_WRITTEN PROBLEM_
Every line that holds the string "screenshot" is to be identified and copied.

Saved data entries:
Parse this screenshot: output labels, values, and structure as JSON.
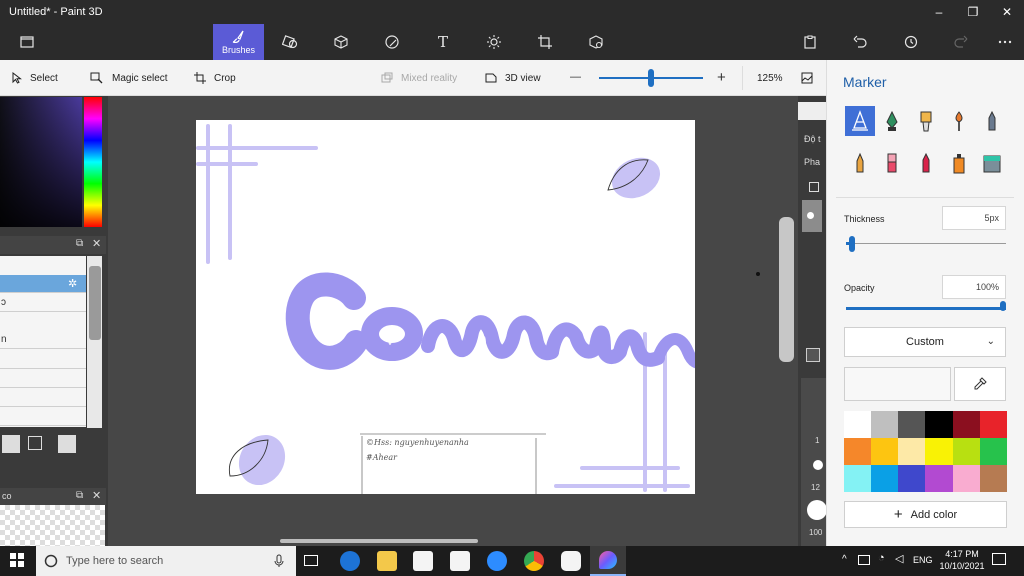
{
  "window": {
    "title": "Untitled* - Paint 3D",
    "minimize": "–",
    "maximize": "❐",
    "close": "✕"
  },
  "toolbar": {
    "active_label": "Brushes",
    "text_tool_glyph": "T"
  },
  "subbar": {
    "select": "Select",
    "magic_select": "Magic select",
    "crop": "Crop",
    "mixed_reality": "Mixed reality",
    "view_3d": "3D view",
    "zoom_minus": "—",
    "zoom_plus": "+",
    "zoom_level": "125%",
    "zoom_fraction": 0.5
  },
  "left_panel": {
    "layers": [
      "",
      "ɔ",
      "n",
      "",
      "",
      "",
      ""
    ],
    "preview_label": "co"
  },
  "right_strip": {
    "label1": "Độ t",
    "label2": "Pha",
    "num1": "1",
    "num2": "12",
    "num3": "100"
  },
  "marker_panel": {
    "title": "Marker",
    "thickness_label": "Thickness",
    "thickness_value": "5px",
    "thickness_fraction": 0.04,
    "opacity_label": "Opacity",
    "opacity_value": "100%",
    "opacity_fraction": 1.0,
    "dropdown_value": "Custom",
    "add_color": "Add color",
    "swatches": [
      "#ffffff",
      "#bfbfbf",
      "#555555",
      "#000000",
      "#8b0f1f",
      "#e8232a",
      "#f5872a",
      "#fdc511",
      "#fde9a7",
      "#f9f205",
      "#b8e011",
      "#27c24c",
      "#84f2f4",
      "#0aa0e6",
      "#3f48cc",
      "#b24ad1",
      "#f9acd0",
      "#b67b52"
    ]
  },
  "canvas": {
    "signature": "©Hss: nguyenhuyenanha",
    "hashtag": "#Ahear"
  },
  "taskbar": {
    "search_placeholder": "Type here to search",
    "lang": "ENG",
    "time": "4:17 PM",
    "date": "10/10/2021"
  },
  "colors": {
    "accent": "#5b5bd6",
    "lavender": "#b7b0f2",
    "lettering": "#9a91ec"
  }
}
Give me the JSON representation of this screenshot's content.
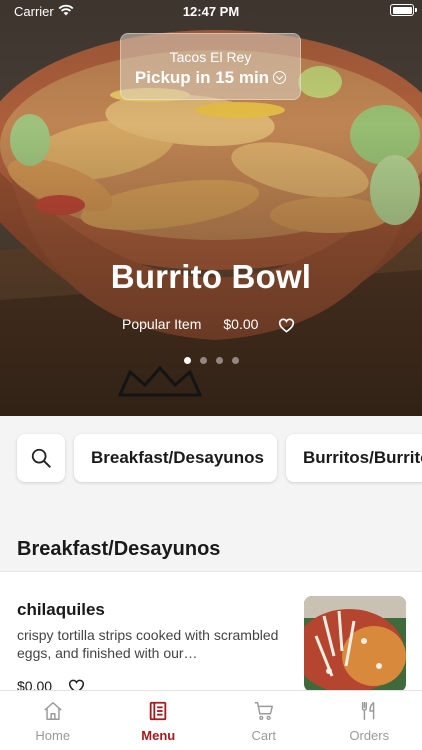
{
  "status_bar": {
    "carrier": "Carrier",
    "time": "12:47 PM"
  },
  "pickup": {
    "restaurant": "Tacos El Rey",
    "time_label": "Pickup in 15 min"
  },
  "hero": {
    "title": "Burrito Bowl",
    "tag": "Popular Item",
    "price": "$0.00",
    "carousel": {
      "count": 4,
      "active_index": 0
    }
  },
  "categories": [
    "Breakfast/Desayunos",
    "Burritos/Burritos"
  ],
  "section": {
    "title": "Breakfast/Desayunos"
  },
  "items": [
    {
      "name": "chilaquiles",
      "description": "crispy tortilla strips cooked with scrambled eggs, and finished with our…",
      "price": "$0.00"
    }
  ],
  "tabs": [
    {
      "label": "Home",
      "icon": "home-icon"
    },
    {
      "label": "Menu",
      "icon": "menu-icon",
      "active": true
    },
    {
      "label": "Cart",
      "icon": "cart-icon"
    },
    {
      "label": "Orders",
      "icon": "orders-icon"
    }
  ],
  "colors": {
    "accent": "#a31b1b",
    "inactive": "#9a9a9a"
  }
}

_TASK SOLUTION_
Parse this screenshot: output labels, values, and structure as JSON.
Give me the JSON representation of this screenshot's content.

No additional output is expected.